Stored data entries
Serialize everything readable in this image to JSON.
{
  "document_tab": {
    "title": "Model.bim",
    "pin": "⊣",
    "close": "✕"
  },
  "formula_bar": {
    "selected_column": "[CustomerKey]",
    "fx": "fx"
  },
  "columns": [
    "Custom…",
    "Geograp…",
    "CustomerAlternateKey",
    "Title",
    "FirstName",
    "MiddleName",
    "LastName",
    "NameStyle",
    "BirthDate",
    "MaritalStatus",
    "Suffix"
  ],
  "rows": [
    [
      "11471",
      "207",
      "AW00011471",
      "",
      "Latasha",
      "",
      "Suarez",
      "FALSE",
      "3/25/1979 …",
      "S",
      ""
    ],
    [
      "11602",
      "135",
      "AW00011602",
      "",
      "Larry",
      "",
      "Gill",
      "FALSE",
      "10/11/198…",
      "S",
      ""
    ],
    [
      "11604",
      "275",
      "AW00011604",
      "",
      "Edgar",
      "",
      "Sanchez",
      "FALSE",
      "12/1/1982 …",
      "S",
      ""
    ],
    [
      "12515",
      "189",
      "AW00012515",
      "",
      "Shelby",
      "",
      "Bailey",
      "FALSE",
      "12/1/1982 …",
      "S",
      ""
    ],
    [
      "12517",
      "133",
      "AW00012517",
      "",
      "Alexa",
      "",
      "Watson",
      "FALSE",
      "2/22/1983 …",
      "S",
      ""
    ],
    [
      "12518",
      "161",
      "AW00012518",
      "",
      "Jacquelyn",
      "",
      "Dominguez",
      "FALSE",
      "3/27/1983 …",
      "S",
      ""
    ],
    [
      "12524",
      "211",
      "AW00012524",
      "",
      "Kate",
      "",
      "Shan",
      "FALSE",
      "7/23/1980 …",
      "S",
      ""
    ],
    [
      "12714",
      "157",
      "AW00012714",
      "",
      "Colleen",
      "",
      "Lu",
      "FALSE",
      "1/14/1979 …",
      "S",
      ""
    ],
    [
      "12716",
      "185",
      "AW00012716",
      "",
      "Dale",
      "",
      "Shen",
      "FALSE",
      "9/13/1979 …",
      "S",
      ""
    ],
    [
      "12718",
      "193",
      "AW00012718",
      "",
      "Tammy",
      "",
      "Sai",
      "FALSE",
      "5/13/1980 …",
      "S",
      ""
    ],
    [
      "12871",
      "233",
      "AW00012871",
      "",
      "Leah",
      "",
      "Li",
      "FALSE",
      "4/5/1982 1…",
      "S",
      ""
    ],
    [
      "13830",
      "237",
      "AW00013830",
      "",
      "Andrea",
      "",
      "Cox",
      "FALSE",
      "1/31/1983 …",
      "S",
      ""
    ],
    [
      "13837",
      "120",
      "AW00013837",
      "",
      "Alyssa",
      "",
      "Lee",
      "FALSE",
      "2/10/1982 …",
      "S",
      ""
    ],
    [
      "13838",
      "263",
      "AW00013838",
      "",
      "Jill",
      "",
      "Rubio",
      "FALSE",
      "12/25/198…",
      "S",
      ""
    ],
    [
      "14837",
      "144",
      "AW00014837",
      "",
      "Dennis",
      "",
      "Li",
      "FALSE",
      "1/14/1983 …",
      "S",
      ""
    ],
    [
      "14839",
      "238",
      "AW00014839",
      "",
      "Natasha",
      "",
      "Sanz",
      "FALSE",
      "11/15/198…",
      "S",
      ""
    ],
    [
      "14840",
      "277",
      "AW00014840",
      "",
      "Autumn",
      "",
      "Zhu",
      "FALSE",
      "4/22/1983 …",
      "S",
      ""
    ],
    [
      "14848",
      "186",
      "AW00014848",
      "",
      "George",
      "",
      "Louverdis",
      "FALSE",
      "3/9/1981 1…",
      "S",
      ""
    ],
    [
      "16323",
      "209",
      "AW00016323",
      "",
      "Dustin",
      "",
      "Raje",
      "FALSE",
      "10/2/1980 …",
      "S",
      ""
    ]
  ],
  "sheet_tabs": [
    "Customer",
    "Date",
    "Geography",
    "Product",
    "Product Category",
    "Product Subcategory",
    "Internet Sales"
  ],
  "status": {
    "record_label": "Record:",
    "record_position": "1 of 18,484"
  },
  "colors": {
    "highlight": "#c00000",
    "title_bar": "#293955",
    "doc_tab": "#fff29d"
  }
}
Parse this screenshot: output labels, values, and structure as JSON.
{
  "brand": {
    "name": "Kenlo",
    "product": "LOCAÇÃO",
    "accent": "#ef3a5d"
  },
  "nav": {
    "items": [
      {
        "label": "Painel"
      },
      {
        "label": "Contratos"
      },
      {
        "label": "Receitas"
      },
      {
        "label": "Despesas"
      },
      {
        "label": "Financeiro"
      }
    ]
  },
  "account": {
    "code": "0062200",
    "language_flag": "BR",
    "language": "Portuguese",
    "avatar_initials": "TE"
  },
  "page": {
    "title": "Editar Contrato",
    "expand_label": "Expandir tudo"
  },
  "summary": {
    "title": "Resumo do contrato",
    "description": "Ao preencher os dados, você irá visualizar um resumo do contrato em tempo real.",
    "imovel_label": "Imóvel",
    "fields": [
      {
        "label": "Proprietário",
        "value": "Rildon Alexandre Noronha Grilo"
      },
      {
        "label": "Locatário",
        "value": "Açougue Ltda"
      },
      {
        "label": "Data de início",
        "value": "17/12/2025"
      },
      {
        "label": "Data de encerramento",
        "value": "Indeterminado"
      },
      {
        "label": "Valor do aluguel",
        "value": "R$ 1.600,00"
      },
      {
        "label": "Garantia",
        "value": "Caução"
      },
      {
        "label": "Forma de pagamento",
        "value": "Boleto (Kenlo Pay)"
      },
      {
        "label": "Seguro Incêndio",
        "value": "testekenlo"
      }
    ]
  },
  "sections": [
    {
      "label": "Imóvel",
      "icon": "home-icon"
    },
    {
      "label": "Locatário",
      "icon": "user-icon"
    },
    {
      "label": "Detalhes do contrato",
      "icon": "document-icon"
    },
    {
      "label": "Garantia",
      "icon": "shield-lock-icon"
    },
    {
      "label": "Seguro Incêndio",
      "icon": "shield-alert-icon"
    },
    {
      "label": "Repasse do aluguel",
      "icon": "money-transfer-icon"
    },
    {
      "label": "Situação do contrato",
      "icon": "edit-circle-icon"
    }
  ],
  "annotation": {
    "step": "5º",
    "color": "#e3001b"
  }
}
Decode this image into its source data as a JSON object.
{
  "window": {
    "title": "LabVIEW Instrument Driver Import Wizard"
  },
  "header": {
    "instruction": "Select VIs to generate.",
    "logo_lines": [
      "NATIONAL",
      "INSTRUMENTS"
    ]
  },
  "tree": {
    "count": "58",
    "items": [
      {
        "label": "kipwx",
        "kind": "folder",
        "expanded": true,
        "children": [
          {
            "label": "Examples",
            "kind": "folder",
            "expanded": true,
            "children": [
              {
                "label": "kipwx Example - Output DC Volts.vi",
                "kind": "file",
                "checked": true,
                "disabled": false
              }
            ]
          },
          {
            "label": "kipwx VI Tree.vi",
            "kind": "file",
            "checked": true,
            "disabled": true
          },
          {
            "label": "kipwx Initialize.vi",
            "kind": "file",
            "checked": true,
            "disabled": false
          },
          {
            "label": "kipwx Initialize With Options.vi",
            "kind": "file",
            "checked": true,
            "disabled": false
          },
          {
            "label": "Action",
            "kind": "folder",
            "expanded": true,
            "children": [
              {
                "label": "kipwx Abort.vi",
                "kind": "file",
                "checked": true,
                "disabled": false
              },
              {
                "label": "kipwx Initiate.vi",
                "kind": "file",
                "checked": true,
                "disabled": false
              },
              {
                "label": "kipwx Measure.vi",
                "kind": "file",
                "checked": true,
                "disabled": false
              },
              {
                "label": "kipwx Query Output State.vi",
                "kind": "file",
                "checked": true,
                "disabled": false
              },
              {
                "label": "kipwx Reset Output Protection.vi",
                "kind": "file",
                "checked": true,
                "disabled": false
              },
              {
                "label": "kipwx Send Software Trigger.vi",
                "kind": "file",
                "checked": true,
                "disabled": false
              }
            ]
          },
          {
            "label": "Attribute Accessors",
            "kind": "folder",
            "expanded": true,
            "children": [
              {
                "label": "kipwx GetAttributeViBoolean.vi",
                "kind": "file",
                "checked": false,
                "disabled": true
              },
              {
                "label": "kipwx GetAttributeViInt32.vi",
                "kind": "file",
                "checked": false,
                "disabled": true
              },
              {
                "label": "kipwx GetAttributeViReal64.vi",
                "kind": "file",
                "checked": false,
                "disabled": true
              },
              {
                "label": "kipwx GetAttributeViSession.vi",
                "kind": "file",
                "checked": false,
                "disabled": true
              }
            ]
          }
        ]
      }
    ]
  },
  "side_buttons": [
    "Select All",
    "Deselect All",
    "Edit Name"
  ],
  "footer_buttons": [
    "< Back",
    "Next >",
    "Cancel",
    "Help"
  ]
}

→ **The task**: Find the string "aluguel" in the entries above and return each line that holds it.

→ **Exercise answer**:
        "label": "Valor do aluguel",
      "label": "Repasse do aluguel",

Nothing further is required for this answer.